What to work on:
The material below should be written out in full and exactly; pictures stay out of the copy.

Dataset records:
....................
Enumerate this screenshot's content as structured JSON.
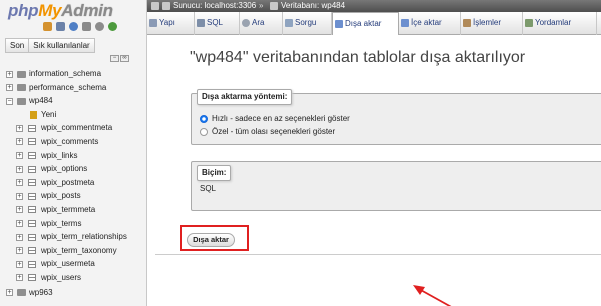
{
  "nav": {
    "logo": {
      "php": "php",
      "my": "My",
      "admin": "Admin"
    },
    "tabs": [
      "Son",
      "Sık kullanılanlar"
    ],
    "tree": [
      {
        "label": "information_schema",
        "type": "db",
        "expanded": false
      },
      {
        "label": "performance_schema",
        "type": "db",
        "expanded": false
      },
      {
        "label": "wp484",
        "type": "db",
        "expanded": true
      },
      {
        "label": "Yeni",
        "type": "new"
      },
      {
        "label": "wpix_commentmeta",
        "type": "table"
      },
      {
        "label": "wpix_comments",
        "type": "table"
      },
      {
        "label": "wpix_links",
        "type": "table"
      },
      {
        "label": "wpix_options",
        "type": "table"
      },
      {
        "label": "wpix_postmeta",
        "type": "table"
      },
      {
        "label": "wpix_posts",
        "type": "table"
      },
      {
        "label": "wpix_termmeta",
        "type": "table"
      },
      {
        "label": "wpix_terms",
        "type": "table"
      },
      {
        "label": "wpix_term_relationships",
        "type": "table"
      },
      {
        "label": "wpix_term_taxonomy",
        "type": "table"
      },
      {
        "label": "wpix_usermeta",
        "type": "table"
      },
      {
        "label": "wpix_users",
        "type": "table"
      },
      {
        "label": "wp963",
        "type": "db",
        "expanded": false
      }
    ]
  },
  "breadcrumb": {
    "server": "Sunucu: localhost:3306",
    "separator": "»",
    "database": "Veritabanı: wp484"
  },
  "tabs": [
    {
      "label": "Yapı",
      "icon": "structure-icon"
    },
    {
      "label": "SQL",
      "icon": "sql-icon"
    },
    {
      "label": "Ara",
      "icon": "search-icon"
    },
    {
      "label": "Sorgu",
      "icon": "query-icon"
    },
    {
      "label": "Dışa aktar",
      "icon": "export-icon",
      "active": true
    },
    {
      "label": "İçe aktar",
      "icon": "import-icon"
    },
    {
      "label": "İşlemler",
      "icon": "operations-icon"
    },
    {
      "label": "Yordamlar",
      "icon": "routines-icon"
    }
  ],
  "main": {
    "title": "\"wp484\" veritabanından tablolar dışa aktarılıyor",
    "export_method": {
      "legend": "Dışa aktarma yöntemi:",
      "options": [
        {
          "label": "Hızlı - sadece en az seçenekleri göster",
          "selected": true
        },
        {
          "label": "Özel - tüm olası seçenekleri göster",
          "selected": false
        }
      ]
    },
    "format": {
      "legend": "Biçim:",
      "selected": "SQL"
    },
    "export_button": "Dışa aktar"
  },
  "colors": {
    "highlight": "#e02020",
    "tab_text": "#233b7a",
    "radio_selected": "#1778f2"
  }
}
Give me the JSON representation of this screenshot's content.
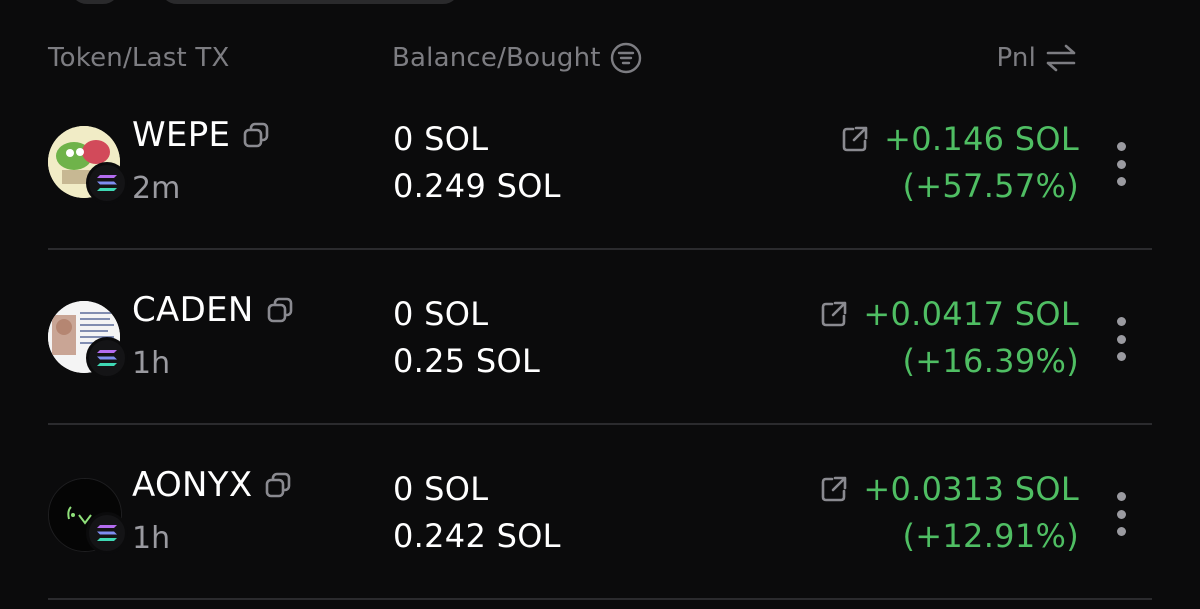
{
  "header": {
    "token_col": "Token/Last TX",
    "balance_col": "Balance/Bought",
    "pnl_col": "Pnl",
    "balance_icon": "list-sort-icon",
    "pnl_icon": "swap-arrows-icon"
  },
  "colors": {
    "background": "#0b0b0c",
    "positive": "#4fbe63",
    "muted": "#7d7d82",
    "divider": "#2b2b2e"
  },
  "rows": [
    {
      "token": "WEPE",
      "last_tx": "2m",
      "balance": "0 SOL",
      "bought": "0.249 SOL",
      "pnl_value": "+0.146 SOL",
      "pnl_percent": "(+57.57%)",
      "chain": "solana-icon"
    },
    {
      "token": "CADEN",
      "last_tx": "1h",
      "balance": "0 SOL",
      "bought": "0.25 SOL",
      "pnl_value": "+0.0417 SOL",
      "pnl_percent": "(+16.39%)",
      "chain": "solana-icon"
    },
    {
      "token": "AONYX",
      "last_tx": "1h",
      "balance": "0 SOL",
      "bought": "0.242 SOL",
      "pnl_value": "+0.0313 SOL",
      "pnl_percent": "(+12.91%)",
      "chain": "solana-icon"
    }
  ]
}
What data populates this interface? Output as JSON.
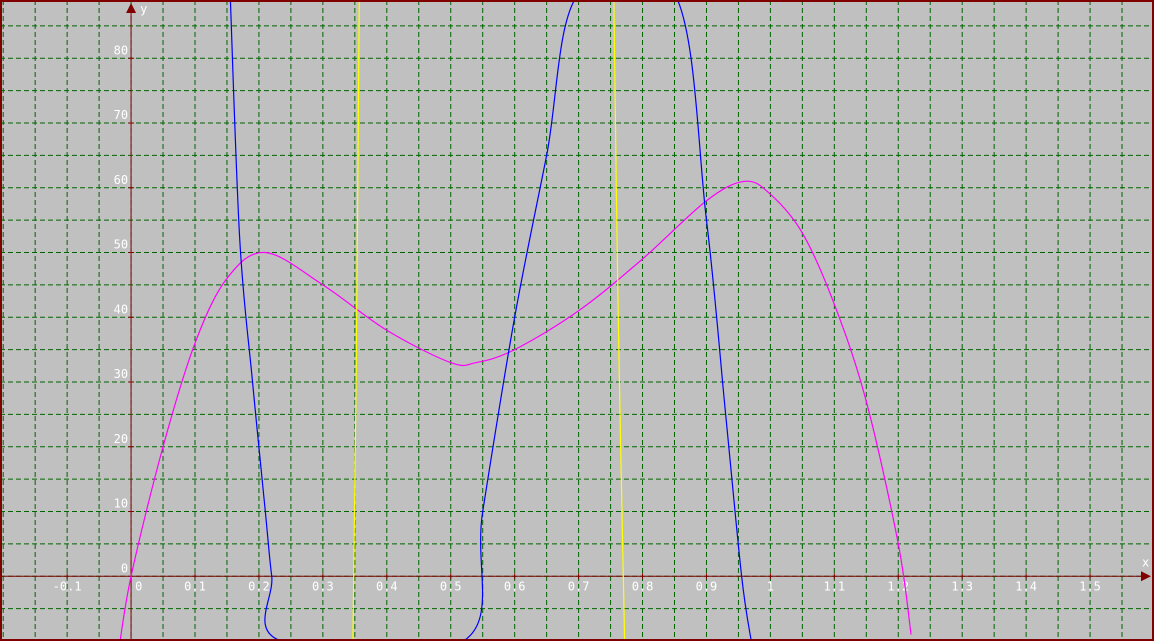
....................
Finished task:
Enumerate this screenshot's content as structured JSON.
{
  "nav": {
    "logo": {
      "php": "php",
      "my": "My",
      "admin": "Admin"
    },
    "tabs": [
      "Son",
      "Sık kullanılanlar"
    ],
    "tree": [
      {
        "label": "information_schema",
        "type": "db",
        "expanded": false
      },
      {
        "label": "performance_schema",
        "type": "db",
        "expanded": false
      },
      {
        "label": "wp484",
        "type": "db",
        "expanded": true
      },
      {
        "label": "Yeni",
        "type": "new"
      },
      {
        "label": "wpix_commentmeta",
        "type": "table"
      },
      {
        "label": "wpix_comments",
        "type": "table"
      },
      {
        "label": "wpix_links",
        "type": "table"
      },
      {
        "label": "wpix_options",
        "type": "table"
      },
      {
        "label": "wpix_postmeta",
        "type": "table"
      },
      {
        "label": "wpix_posts",
        "type": "table"
      },
      {
        "label": "wpix_termmeta",
        "type": "table"
      },
      {
        "label": "wpix_terms",
        "type": "table"
      },
      {
        "label": "wpix_term_relationships",
        "type": "table"
      },
      {
        "label": "wpix_term_taxonomy",
        "type": "table"
      },
      {
        "label": "wpix_usermeta",
        "type": "table"
      },
      {
        "label": "wpix_users",
        "type": "table"
      },
      {
        "label": "wp963",
        "type": "db",
        "expanded": false
      }
    ]
  },
  "breadcrumb": {
    "server": "Sunucu: localhost:3306",
    "separator": "»",
    "database": "Veritabanı: wp484"
  },
  "tabs": [
    {
      "label": "Yapı",
      "icon": "structure-icon"
    },
    {
      "label": "SQL",
      "icon": "sql-icon"
    },
    {
      "label": "Ara",
      "icon": "search-icon"
    },
    {
      "label": "Sorgu",
      "icon": "query-icon"
    },
    {
      "label": "Dışa aktar",
      "icon": "export-icon",
      "active": true
    },
    {
      "label": "İçe aktar",
      "icon": "import-icon"
    },
    {
      "label": "İşlemler",
      "icon": "operations-icon"
    },
    {
      "label": "Yordamlar",
      "icon": "routines-icon"
    }
  ],
  "main": {
    "title": "\"wp484\" veritabanından tablolar dışa aktarılıyor",
    "export_method": {
      "legend": "Dışa aktarma yöntemi:",
      "options": [
        {
          "label": "Hızlı - sadece en az seçenekleri göster",
          "selected": true
        },
        {
          "label": "Özel - tüm olası seçenekleri göster",
          "selected": false
        }
      ]
    },
    "format": {
      "legend": "Biçim:",
      "selected": "SQL"
    },
    "export_button": "Dışa aktar"
  },
  "colors": {
    "highlight": "#e02020",
    "tab_text": "#233b7a",
    "radio_selected": "#1778f2"
  }
}
Give me the JSON representation of this screenshot's content.
{
  "header": {
    "token_col": "Token/Last TX",
    "balance_col": "Balance/Bought",
    "pnl_col": "Pnl",
    "balance_icon": "list-sort-icon",
    "pnl_icon": "swap-arrows-icon"
  },
  "colors": {
    "background": "#0b0b0c",
    "positive": "#4fbe63",
    "muted": "#7d7d82",
    "divider": "#2b2b2e"
  },
  "rows": [
    {
      "token": "WEPE",
      "last_tx": "2m",
      "balance": "0 SOL",
      "bought": "0.249 SOL",
      "pnl_value": "+0.146 SOL",
      "pnl_percent": "(+57.57%)",
      "chain": "solana-icon"
    },
    {
      "token": "CADEN",
      "last_tx": "1h",
      "balance": "0 SOL",
      "bought": "0.25 SOL",
      "pnl_value": "+0.0417 SOL",
      "pnl_percent": "(+16.39%)",
      "chain": "solana-icon"
    },
    {
      "token": "AONYX",
      "last_tx": "1h",
      "balance": "0 SOL",
      "bought": "0.242 SOL",
      "pnl_value": "+0.0313 SOL",
      "pnl_percent": "(+12.91%)",
      "chain": "solana-icon"
    }
  ]
}
What data populates this interface? Output as JSON.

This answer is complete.